Prompt 191. Hope Grows in Brooklyn
& essayist Jessica Slice on telling the truth
Hi friend,
As I write this note, I’m on the verge of being discharged from the hospital after a two-week stint—and one step closer to getting settled in a new home in Brooklyn. Jon and I have been living out of suitcases in borrowed apartments in Manhattan for months; my medical team wanted me within a few minutes’ drive of the hospital in case anything went wrong, so no bridges, no tunnels, they said. But I’ve finally gotten the green light to cross the East River when I leave here, and we couldn’t be more thrilled.
The process of preparing to move into this home has been a true joy for me. I’ve always been a homebody, but in this time of illness, I feel such a deep, almost primal need to create a nest where I can rest and heal. I’ve found myself putting a level of thought and care into every detail like never before. To search for tiny beautiful objects is a welcome distraction from the harder things, and each time I score the perfect salvaged soap dish or vintage water pitcher, it has an outsized effect on me.

* SUPPLIED ENTRIES *
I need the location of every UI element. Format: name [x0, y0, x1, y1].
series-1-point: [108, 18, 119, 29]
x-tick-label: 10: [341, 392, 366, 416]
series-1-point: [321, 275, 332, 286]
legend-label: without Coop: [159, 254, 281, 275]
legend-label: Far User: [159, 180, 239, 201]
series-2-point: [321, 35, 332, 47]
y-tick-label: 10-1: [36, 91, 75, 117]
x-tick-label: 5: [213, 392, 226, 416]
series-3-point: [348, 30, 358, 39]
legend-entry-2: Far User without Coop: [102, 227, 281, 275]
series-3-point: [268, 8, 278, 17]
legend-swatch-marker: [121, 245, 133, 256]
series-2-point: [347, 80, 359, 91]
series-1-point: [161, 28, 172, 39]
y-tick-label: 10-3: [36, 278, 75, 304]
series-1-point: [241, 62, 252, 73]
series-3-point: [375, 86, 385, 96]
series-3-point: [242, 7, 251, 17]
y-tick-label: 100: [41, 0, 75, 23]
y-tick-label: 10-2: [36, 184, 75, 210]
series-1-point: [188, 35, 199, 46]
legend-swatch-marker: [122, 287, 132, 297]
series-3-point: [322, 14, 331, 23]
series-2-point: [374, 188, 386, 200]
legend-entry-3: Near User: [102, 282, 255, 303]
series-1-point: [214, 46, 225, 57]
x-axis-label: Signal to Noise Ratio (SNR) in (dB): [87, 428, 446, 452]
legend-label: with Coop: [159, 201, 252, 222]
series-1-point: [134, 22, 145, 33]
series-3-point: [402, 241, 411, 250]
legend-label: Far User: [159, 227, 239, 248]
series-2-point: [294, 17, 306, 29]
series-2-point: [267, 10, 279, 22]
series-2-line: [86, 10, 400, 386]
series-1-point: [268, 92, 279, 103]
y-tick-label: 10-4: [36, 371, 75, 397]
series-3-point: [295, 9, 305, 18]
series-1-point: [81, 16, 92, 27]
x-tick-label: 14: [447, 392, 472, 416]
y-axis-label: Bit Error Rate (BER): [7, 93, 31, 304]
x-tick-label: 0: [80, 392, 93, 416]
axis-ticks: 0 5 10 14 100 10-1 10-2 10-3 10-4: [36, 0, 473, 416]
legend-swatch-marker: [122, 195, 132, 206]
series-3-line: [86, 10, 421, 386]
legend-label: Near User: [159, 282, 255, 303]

* COMPLETE THE FOLLOWING *
A - In the newsletter note about moving to Brooklyn, how long was the writer's hospital stay?
B - Using the newsletter note about moving to Brooklyn, explain why the writer and Jon had been staying in Manhattan rather than crossing bridges or tunnels.
C - Carry the newsletter note about moving to Brooklyn forward from its final sentence.
The records are separate material, unrelated to the newsletter note about moving to Brooklyn.

* RESULTS FOR EACH TASK *
A - Two weeks.

B - The writer's medical team wanted the writer within a few minutes' drive of the hospital in case anything went wrong. That meant no bridges and no tunnels, so they lived out of suitcases in borrowed Manhattan apartments until the writer got the green light to cross the East River.

C -
Take, for example, the harvest table I found on Facebook Marketplace. My friend Hallie, who has been my go-to design collaborator and conductor extraordinaire of this whole move, fixed it up by hand, repairing the cracks and oiling the wood to a warm shine and shaving off one-sixteenth of an inch from the legs to make it the perfect height. Already it’s become so much more than a table to me. It’s the place where we will gather and break bread with our families and friends—those we already know and love and those we haven’t yet met. That table, that home—they’re the future and all our hopes for it.
Hope has felt dangerous to me in the past—and in some ways, I remain a bit wary of it. These last two weeks have been a setback for me. I’m pretty weak right now, and I’ve lost some of the progress I’d made. My sense of safety has been derailed, and I still don’t know what turns my health will take. We’ve had to rely on others to help coordinate pretty much every aspect of this move—my friends spent the week unpacking all of our things and stayed until the eleventh hour, making sure everything was in its place, even adorning the kitchen in confetti balloons. (Quick tip: If you don’t like carrying boxes, find a way to get yourself hospitalized during moving week.) But getting past the fear and stepping toward hope is what I have to do. I want to live a forward-looking life, anchoring myself in the things that are true and good and beautiful.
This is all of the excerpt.